**PROBLEM DETAILS**
Select each line where the word "this" appears.

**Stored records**
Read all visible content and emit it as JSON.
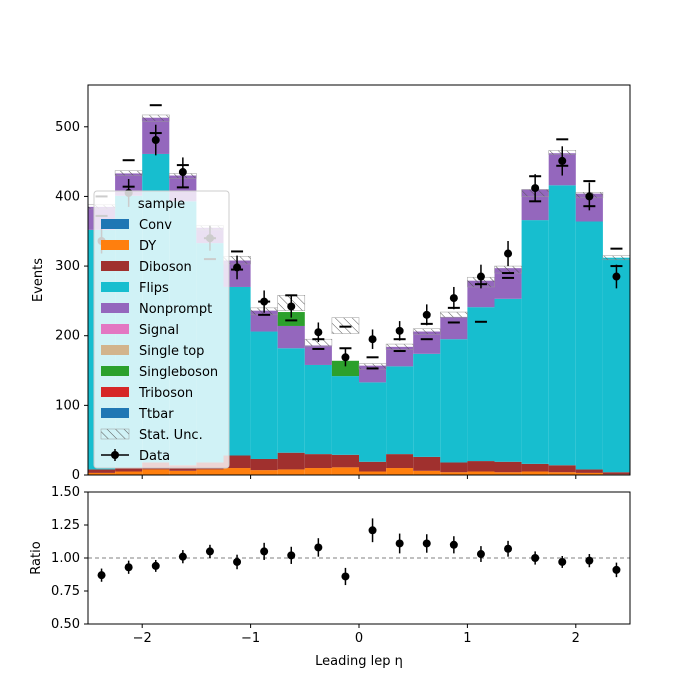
{
  "chart_data": {
    "type": "bar",
    "xlabel": "Leading lep η",
    "ylabel": "Events",
    "ratio_ylabel": "Ratio",
    "xlim": [
      -2.5,
      2.5
    ],
    "ylim": [
      0,
      560
    ],
    "ratio_ylim": [
      0.5,
      1.5
    ],
    "x_ticks": [
      -2,
      -1,
      0,
      1,
      2
    ],
    "x_tick_labels": [
      "−2",
      "−1",
      "0",
      "1",
      "2"
    ],
    "y_ticks": [
      0,
      100,
      200,
      300,
      400,
      500
    ],
    "y_tick_labels": [
      "0",
      "100",
      "200",
      "300",
      "400",
      "500"
    ],
    "ratio_ticks": [
      0.5,
      0.75,
      1.0,
      1.25,
      1.5
    ],
    "ratio_tick_labels": [
      "0.50",
      "0.75",
      "1.00",
      "1.25",
      "1.50"
    ],
    "bin_edges": [
      -2.5,
      -2.25,
      -2.0,
      -1.75,
      -1.5,
      -1.25,
      -1.0,
      -0.75,
      -0.5,
      -0.25,
      0.0,
      0.25,
      0.5,
      0.75,
      1.0,
      1.25,
      1.5,
      1.75,
      2.0,
      2.25,
      2.5
    ],
    "legend_title": "sample",
    "legend_position": "center-left",
    "grid": false,
    "series": [
      {
        "name": "Conv",
        "color": "#1f77b4",
        "values": [
          0,
          0,
          0,
          0,
          0,
          0,
          0,
          0,
          0,
          0,
          0,
          0,
          0,
          0,
          0,
          0,
          0,
          0,
          0,
          0
        ]
      },
      {
        "name": "DY",
        "color": "#ff7f0e",
        "values": [
          3,
          5,
          8,
          6,
          8,
          10,
          7,
          8,
          10,
          11,
          5,
          10,
          6,
          4,
          5,
          4,
          5,
          4,
          3,
          1
        ]
      },
      {
        "name": "Diboson",
        "color": "#a0302e",
        "values": [
          5,
          6,
          10,
          8,
          10,
          18,
          16,
          24,
          20,
          18,
          14,
          20,
          20,
          14,
          15,
          15,
          11,
          10,
          5,
          3
        ]
      },
      {
        "name": "Flips",
        "color": "#17becf",
        "values": [
          344,
          390,
          443,
          379,
          315,
          242,
          183,
          150,
          128,
          113,
          114,
          126,
          148,
          177,
          221,
          234,
          350,
          402,
          356,
          308
        ]
      },
      {
        "name": "Nonprompt",
        "color": "#9467bd",
        "values": [
          33,
          32,
          52,
          37,
          22,
          38,
          30,
          32,
          28,
          0,
          24,
          28,
          32,
          32,
          38,
          44,
          44,
          46,
          40,
          0
        ]
      },
      {
        "name": "Signal",
        "color": "#e377c2",
        "values": [
          0,
          0,
          0,
          0,
          0,
          0,
          0,
          0,
          0,
          0,
          0,
          0,
          0,
          0,
          0,
          0,
          0,
          0,
          0,
          0
        ]
      },
      {
        "name": "Single top",
        "color": "#d2b48c",
        "values": [
          0,
          0,
          0,
          0,
          0,
          0,
          0,
          0,
          0,
          0,
          0,
          0,
          0,
          0,
          0,
          0,
          0,
          0,
          0,
          0
        ]
      },
      {
        "name": "Singleboson",
        "color": "#2ca02c",
        "values": [
          0,
          0,
          0,
          0,
          0,
          0,
          0,
          20,
          0,
          22,
          0,
          0,
          0,
          0,
          0,
          0,
          0,
          0,
          0,
          0
        ]
      },
      {
        "name": "Triboson",
        "color": "#d62728",
        "values": [
          0,
          0,
          0,
          0,
          0,
          0,
          0,
          0,
          0,
          0,
          0,
          0,
          0,
          0,
          0,
          0,
          0,
          0,
          0,
          0
        ]
      },
      {
        "name": "Ttbar",
        "color": "#1f77b4",
        "values": [
          0,
          0,
          0,
          0,
          0,
          0,
          0,
          0,
          0,
          0,
          0,
          0,
          0,
          0,
          0,
          0,
          0,
          0,
          0,
          0
        ]
      }
    ],
    "stat_unc": {
      "name": "Stat. Unc.",
      "up": [
        388,
        437,
        517,
        433,
        358,
        314,
        240,
        258,
        195,
        226,
        160,
        188,
        210,
        234,
        284,
        300,
        410,
        466,
        406,
        315
      ],
      "down": [
        382,
        430,
        508,
        426,
        352,
        303,
        230,
        236,
        185,
        203,
        152,
        180,
        202,
        226,
        270,
        290,
        400,
        460,
        398,
        309
      ]
    },
    "mc_err_caps": {
      "up": [
        400,
        452,
        531,
        445,
        340,
        321,
        249,
        258,
        195,
        213,
        169,
        195,
        217,
        240,
        274,
        290,
        429,
        482,
        422,
        325
      ],
      "down": [
        372,
        414,
        491,
        413,
        310,
        295,
        230,
        222,
        181,
        182,
        153,
        178,
        195,
        219,
        220,
        283,
        393,
        444,
        386,
        300
      ]
    },
    "data": {
      "name": "Data",
      "values": [
        336,
        405,
        481,
        435,
        340,
        298,
        249,
        242,
        205,
        169,
        195,
        207,
        230,
        254,
        285,
        318,
        412,
        451,
        400,
        285
      ],
      "errors": [
        18,
        20,
        22,
        21,
        18,
        17,
        16,
        16,
        14,
        13,
        14,
        14,
        15,
        16,
        17,
        18,
        20,
        21,
        20,
        17
      ]
    },
    "ratio": {
      "values": [
        0.87,
        0.93,
        0.94,
        1.01,
        1.05,
        0.97,
        1.05,
        1.02,
        1.08,
        0.86,
        1.21,
        1.11,
        1.11,
        1.1,
        1.03,
        1.07,
        1.0,
        0.97,
        0.98,
        0.91
      ],
      "errors": [
        0.05,
        0.05,
        0.045,
        0.05,
        0.05,
        0.055,
        0.065,
        0.065,
        0.07,
        0.065,
        0.09,
        0.075,
        0.07,
        0.065,
        0.06,
        0.06,
        0.05,
        0.045,
        0.05,
        0.055
      ]
    }
  }
}
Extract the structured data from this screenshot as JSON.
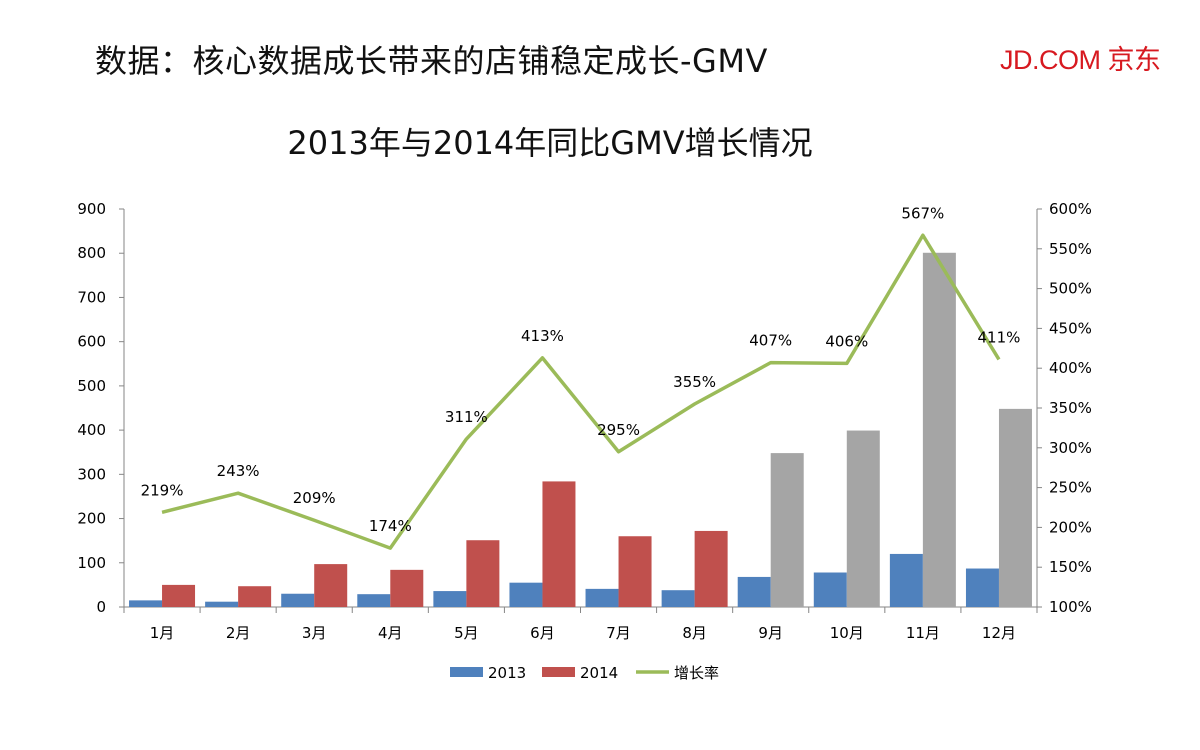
{
  "header": {
    "title": "数据：核心数据成长带来的店铺稳定成长-GMV",
    "brand": "JD.COM 京东"
  },
  "colors": {
    "s2013": "#4f81bd",
    "s2014": "#c0504d",
    "s2014_later": "#a5a5a5",
    "growth": "#9bbb59",
    "axis": "#868686"
  },
  "chart_data": {
    "type": "bar",
    "title": "2013年与2014年同比GMV增长情况",
    "categories": [
      "1月",
      "2月",
      "3月",
      "4月",
      "5月",
      "6月",
      "7月",
      "8月",
      "9月",
      "10月",
      "11月",
      "12月"
    ],
    "series": [
      {
        "name": "2013",
        "type": "bar",
        "axis": "left",
        "values": [
          15,
          12,
          30,
          29,
          36,
          55,
          41,
          38,
          68,
          78,
          120,
          87
        ]
      },
      {
        "name": "2014",
        "type": "bar",
        "axis": "left",
        "values": [
          50,
          47,
          97,
          84,
          151,
          284,
          160,
          172,
          348,
          399,
          801,
          448
        ]
      },
      {
        "name": "增长率",
        "type": "line",
        "axis": "right",
        "values": [
          219,
          243,
          209,
          174,
          311,
          413,
          295,
          355,
          407,
          406,
          567,
          411
        ],
        "labels": [
          "219%",
          "243%",
          "209%",
          "174%",
          "311%",
          "413%",
          "295%",
          "355%",
          "407%",
          "406%",
          "567%",
          "411%"
        ]
      }
    ],
    "left_axis": {
      "min": 0,
      "max": 900,
      "step": 100,
      "ticks": [
        "0",
        "100",
        "200",
        "300",
        "400",
        "500",
        "600",
        "700",
        "800",
        "900"
      ]
    },
    "right_axis": {
      "min": 100,
      "max": 600,
      "step": 50,
      "ticks": [
        "100%",
        "150%",
        "200%",
        "250%",
        "300%",
        "350%",
        "400%",
        "450%",
        "500%",
        "550%",
        "600%"
      ]
    },
    "legend": {
      "position": "bottom",
      "labels": [
        "2013",
        "2014",
        "增长率"
      ]
    },
    "grid": false
  }
}
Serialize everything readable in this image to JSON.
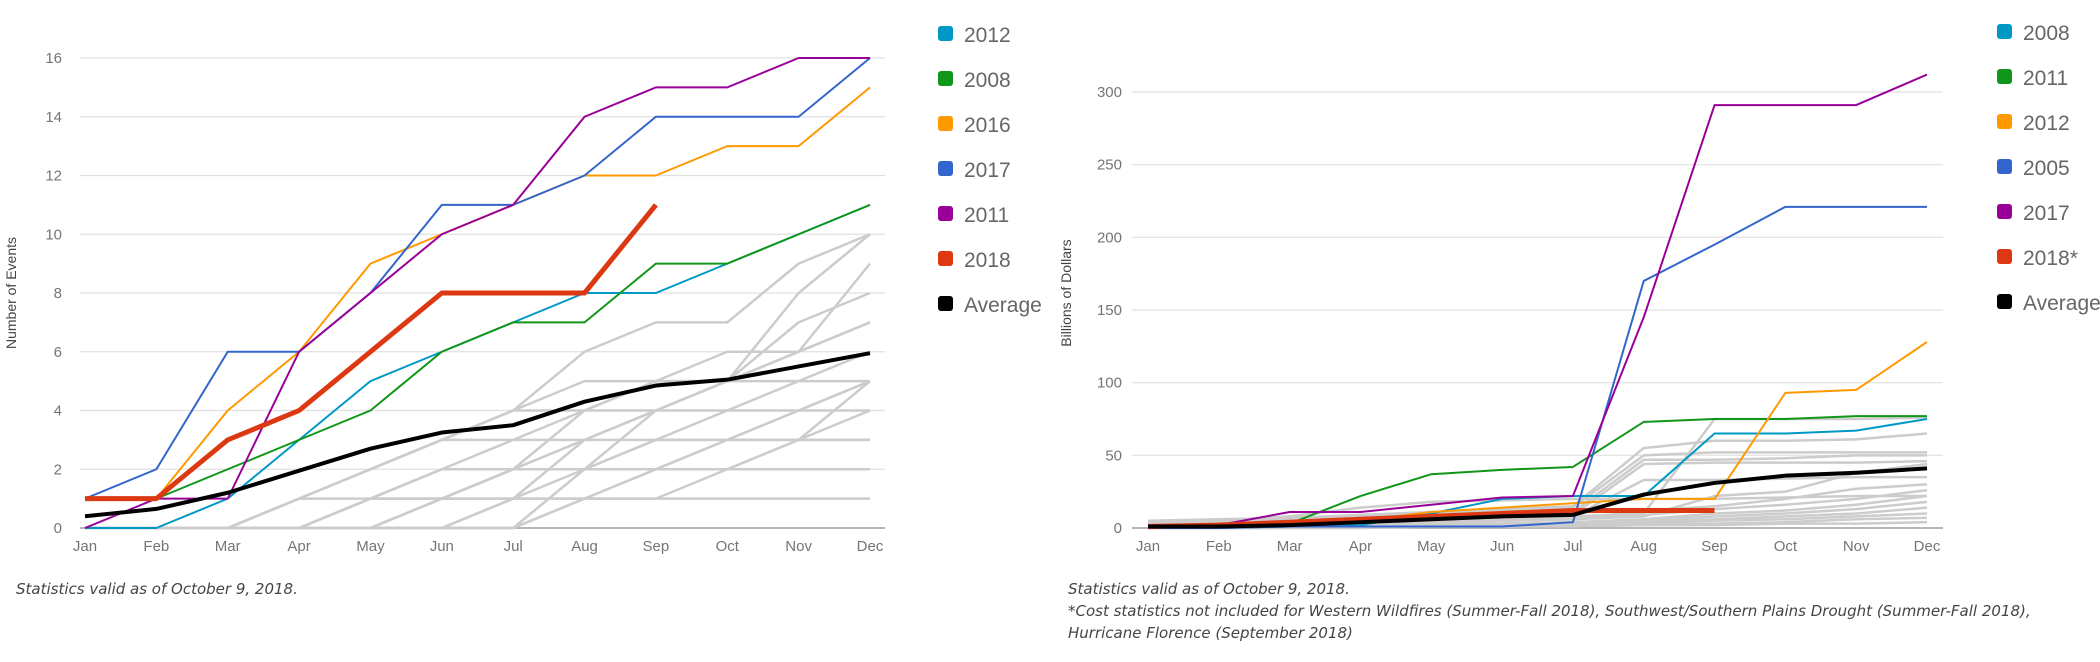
{
  "months": [
    "Jan",
    "Feb",
    "Mar",
    "Apr",
    "May",
    "Jun",
    "Jul",
    "Aug",
    "Sep",
    "Oct",
    "Nov",
    "Dec"
  ],
  "chart_data": [
    {
      "type": "line",
      "title": "",
      "xlabel": "",
      "ylabel": "Number of Events",
      "ylim": [
        0,
        16
      ],
      "yticks": [
        0,
        2,
        4,
        6,
        8,
        10,
        12,
        14,
        16
      ],
      "grid": true,
      "legend_position": "right",
      "categories": [
        "Jan",
        "Feb",
        "Mar",
        "Apr",
        "May",
        "Jun",
        "Jul",
        "Aug",
        "Sep",
        "Oct",
        "Nov",
        "Dec"
      ],
      "background_series_color": "#cccccc",
      "background_series": [
        [
          0,
          0,
          0,
          1,
          1,
          1,
          1,
          1,
          1,
          1,
          1,
          1
        ],
        [
          0,
          0,
          0,
          0,
          1,
          2,
          2,
          2,
          2,
          2,
          2,
          2
        ],
        [
          0,
          0,
          0,
          1,
          2,
          3,
          3,
          3,
          3,
          3,
          3,
          3
        ],
        [
          0,
          0,
          0,
          0,
          1,
          2,
          3,
          4,
          4,
          4,
          4,
          4
        ],
        [
          0,
          0,
          0,
          1,
          2,
          3,
          4,
          5,
          5,
          5,
          5,
          5
        ],
        [
          0,
          0,
          0,
          0,
          0,
          1,
          1,
          1,
          1,
          2,
          3,
          3
        ],
        [
          0,
          0,
          0,
          0,
          0,
          0,
          0,
          1,
          2,
          2,
          3,
          5
        ],
        [
          0,
          0,
          0,
          0,
          1,
          1,
          2,
          4,
          5,
          6,
          6,
          7
        ],
        [
          0,
          0,
          0,
          0,
          1,
          2,
          2,
          3,
          4,
          5,
          7,
          8
        ],
        [
          0,
          0,
          0,
          1,
          2,
          3,
          4,
          4,
          5,
          5,
          6,
          7
        ],
        [
          0,
          0,
          0,
          0,
          0,
          1,
          2,
          2,
          3,
          3,
          4,
          5
        ],
        [
          0,
          0,
          0,
          0,
          0,
          0,
          1,
          3,
          4,
          5,
          6,
          7
        ],
        [
          0,
          0,
          0,
          0,
          1,
          1,
          2,
          2,
          3,
          4,
          5,
          6
        ],
        [
          0,
          0,
          0,
          0,
          0,
          0,
          0,
          1,
          2,
          3,
          4,
          5
        ],
        [
          0,
          0,
          0,
          1,
          2,
          3,
          4,
          6,
          7,
          7,
          9,
          10
        ],
        [
          0,
          0,
          0,
          0,
          0,
          1,
          2,
          3,
          4,
          5,
          8,
          10
        ],
        [
          0,
          0,
          0,
          0,
          0,
          0,
          1,
          2,
          2,
          3,
          3,
          4
        ],
        [
          0,
          0,
          0,
          0,
          0,
          0,
          0,
          2,
          4,
          5,
          6,
          9
        ]
      ],
      "series": [
        {
          "name": "2012",
          "color": "#0099c6",
          "width": 2,
          "values": [
            0,
            0,
            1,
            3,
            5,
            6,
            7,
            8,
            8,
            9,
            10,
            11
          ]
        },
        {
          "name": "2008",
          "color": "#109618",
          "width": 2,
          "values": [
            1,
            1,
            2,
            3,
            4,
            6,
            7,
            7,
            9,
            9,
            10,
            11
          ]
        },
        {
          "name": "2016",
          "color": "#ff9900",
          "width": 2,
          "values": [
            1,
            1,
            4,
            6,
            9,
            10,
            11,
            12,
            12,
            13,
            13,
            15
          ]
        },
        {
          "name": "2017",
          "color": "#3366cc",
          "width": 2,
          "values": [
            1,
            2,
            6,
            6,
            8,
            11,
            11,
            12,
            14,
            14,
            14,
            16
          ]
        },
        {
          "name": "2011",
          "color": "#990099",
          "width": 2,
          "values": [
            0,
            1,
            1,
            6,
            8,
            10,
            11,
            14,
            15,
            15,
            16,
            16
          ]
        },
        {
          "name": "2018",
          "color": "#dc3912",
          "width": 5,
          "values": [
            1,
            1,
            3,
            4,
            6,
            8,
            8,
            8,
            11
          ]
        },
        {
          "name": "Average",
          "color": "#000000",
          "width": 4,
          "values": [
            0.4,
            0.65,
            1.2,
            1.95,
            2.7,
            3.25,
            3.5,
            4.3,
            4.85,
            5.05,
            5.5,
            5.95
          ]
        }
      ]
    },
    {
      "type": "line",
      "title": "",
      "xlabel": "",
      "ylabel": "Billions of Dollars",
      "ylim": [
        0,
        300
      ],
      "yticks": [
        0,
        50,
        100,
        150,
        200,
        250,
        300
      ],
      "grid": true,
      "legend_position": "right",
      "categories": [
        "Jan",
        "Feb",
        "Mar",
        "Apr",
        "May",
        "Jun",
        "Jul",
        "Aug",
        "Sep",
        "Oct",
        "Nov",
        "Dec"
      ],
      "background_series_color": "#cccccc",
      "background_series": [
        [
          5,
          6,
          7,
          9,
          11,
          13,
          15,
          55,
          60,
          60,
          61,
          65
        ],
        [
          3,
          4,
          5,
          8,
          10,
          12,
          14,
          50,
          52,
          52,
          52,
          52
        ],
        [
          4,
          5,
          6,
          7,
          9,
          10,
          11,
          47,
          47,
          48,
          50,
          50
        ],
        [
          2,
          3,
          4,
          5,
          6,
          8,
          9,
          44,
          45,
          45,
          45,
          46
        ],
        [
          1,
          2,
          3,
          4,
          5,
          6,
          8,
          33,
          33,
          34,
          35,
          35
        ],
        [
          2,
          3,
          4,
          5,
          6,
          7,
          8,
          10,
          75,
          75,
          75,
          76
        ],
        [
          1,
          1,
          2,
          3,
          4,
          5,
          6,
          8,
          22,
          25,
          38,
          44
        ],
        [
          1,
          2,
          3,
          3,
          4,
          5,
          6,
          12,
          15,
          20,
          27,
          30
        ],
        [
          0,
          1,
          2,
          3,
          4,
          5,
          6,
          9,
          13,
          16,
          20,
          26
        ],
        [
          1,
          1,
          2,
          2,
          3,
          3,
          4,
          6,
          10,
          12,
          16,
          22
        ],
        [
          0,
          1,
          1,
          2,
          2,
          3,
          4,
          5,
          8,
          10,
          13,
          18
        ],
        [
          0,
          0,
          1,
          1,
          2,
          2,
          3,
          4,
          6,
          8,
          10,
          14
        ],
        [
          0,
          0,
          1,
          1,
          1,
          2,
          2,
          3,
          5,
          6,
          8,
          10
        ],
        [
          0,
          0,
          0,
          1,
          1,
          1,
          2,
          2,
          3,
          4,
          6,
          7
        ],
        [
          0,
          0,
          0,
          0,
          1,
          1,
          1,
          2,
          2,
          3,
          3,
          4
        ],
        [
          5,
          5,
          8,
          14,
          18,
          19,
          20,
          20,
          20,
          21,
          22,
          22
        ]
      ],
      "series": [
        {
          "name": "2008",
          "color": "#0099c6",
          "width": 2,
          "values": [
            0,
            0,
            1,
            2,
            10,
            20,
            22,
            22,
            65,
            65,
            67,
            75
          ]
        },
        {
          "name": "2011",
          "color": "#109618",
          "width": 2,
          "values": [
            1,
            1,
            3,
            22,
            37,
            40,
            42,
            73,
            75,
            75,
            77,
            77
          ]
        },
        {
          "name": "2012",
          "color": "#ff9900",
          "width": 2,
          "values": [
            1,
            1,
            3,
            5,
            11,
            14,
            17,
            20,
            20,
            93,
            95,
            128
          ]
        },
        {
          "name": "2005",
          "color": "#3366cc",
          "width": 2,
          "values": [
            0,
            0,
            1,
            1,
            1,
            1,
            4,
            170,
            195,
            221,
            221,
            221
          ]
        },
        {
          "name": "2017",
          "color": "#990099",
          "width": 2,
          "values": [
            1,
            2,
            11,
            11,
            16,
            21,
            22,
            145,
            291,
            291,
            291,
            312
          ]
        },
        {
          "name": "2018*",
          "color": "#dc3912",
          "width": 5,
          "values": [
            1,
            2,
            4,
            6,
            8,
            10,
            12,
            12,
            12
          ]
        },
        {
          "name": "Average",
          "color": "#000000",
          "width": 4,
          "values": [
            1,
            1,
            2,
            4,
            6,
            8,
            9,
            23,
            31,
            36,
            38,
            41
          ]
        }
      ]
    }
  ],
  "notes": {
    "left": "Statistics valid as of October 9, 2018.",
    "right_line1": "Statistics valid as of October 9, 2018.",
    "right_line2": "*Cost statistics not included for Western Wildfires (Summer-Fall 2018), Southwest/Southern Plains Drought (Summer-Fall 2018),",
    "right_line3": "Hurricane Florence (September 2018)"
  }
}
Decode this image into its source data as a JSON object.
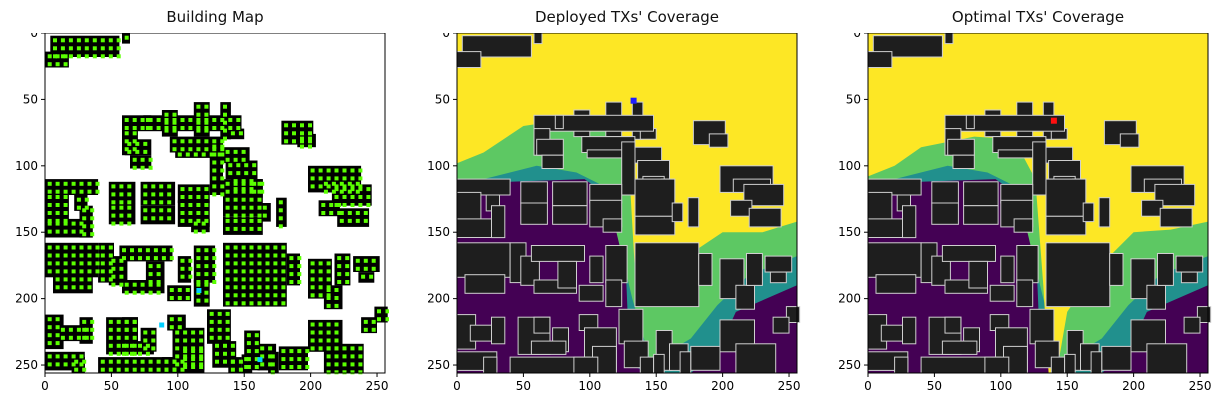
{
  "figure": {
    "panels": [
      {
        "id": "building-map",
        "title": "Building Map",
        "kind": "building-map"
      },
      {
        "id": "deployed-coverage",
        "title": "Deployed TXs' Coverage",
        "kind": "coverage",
        "tx_color": "#1f1fff"
      },
      {
        "id": "optimal-coverage",
        "title": "Optimal TXs' Coverage",
        "kind": "coverage",
        "tx_color": "#ff1010"
      }
    ]
  },
  "chart_data": [
    {
      "type": "heatmap",
      "title": "Building Map",
      "xlim": [
        0,
        256
      ],
      "ylim": [
        256,
        0
      ],
      "xticks": [
        0,
        50,
        100,
        150,
        200,
        250
      ],
      "yticks": [
        0,
        50,
        100,
        150,
        200,
        250
      ],
      "grid": false,
      "colors": {
        "background": "#ffffff",
        "building": "#000000",
        "marker": "#5aff00",
        "marker_alt": "#00d0ff"
      }
    },
    {
      "type": "heatmap",
      "title": "Deployed TXs' Coverage",
      "xlim": [
        0,
        256
      ],
      "ylim": [
        256,
        0
      ],
      "xticks": [
        0,
        50,
        100,
        150,
        200,
        250
      ],
      "yticks": [
        0,
        50,
        100,
        150,
        200,
        250
      ],
      "grid": false,
      "colormap": [
        "#440154",
        "#21908d",
        "#5dc863",
        "#fde725"
      ],
      "tx_position": [
        133,
        51
      ]
    },
    {
      "type": "heatmap",
      "title": "Optimal TXs' Coverage",
      "xlim": [
        0,
        256
      ],
      "ylim": [
        256,
        0
      ],
      "xticks": [
        0,
        50,
        100,
        150,
        200,
        250
      ],
      "yticks": [
        0,
        50,
        100,
        150,
        200,
        250
      ],
      "grid": false,
      "colormap": [
        "#440154",
        "#21908d",
        "#5dc863",
        "#fde725"
      ],
      "tx_position": [
        140,
        66
      ]
    }
  ]
}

**THE SOLUTION**
Extract the structured data from this screenshot as JSON.
Serialize everything readable in this image to JSON.
Decode this image into its source data as a JSON object.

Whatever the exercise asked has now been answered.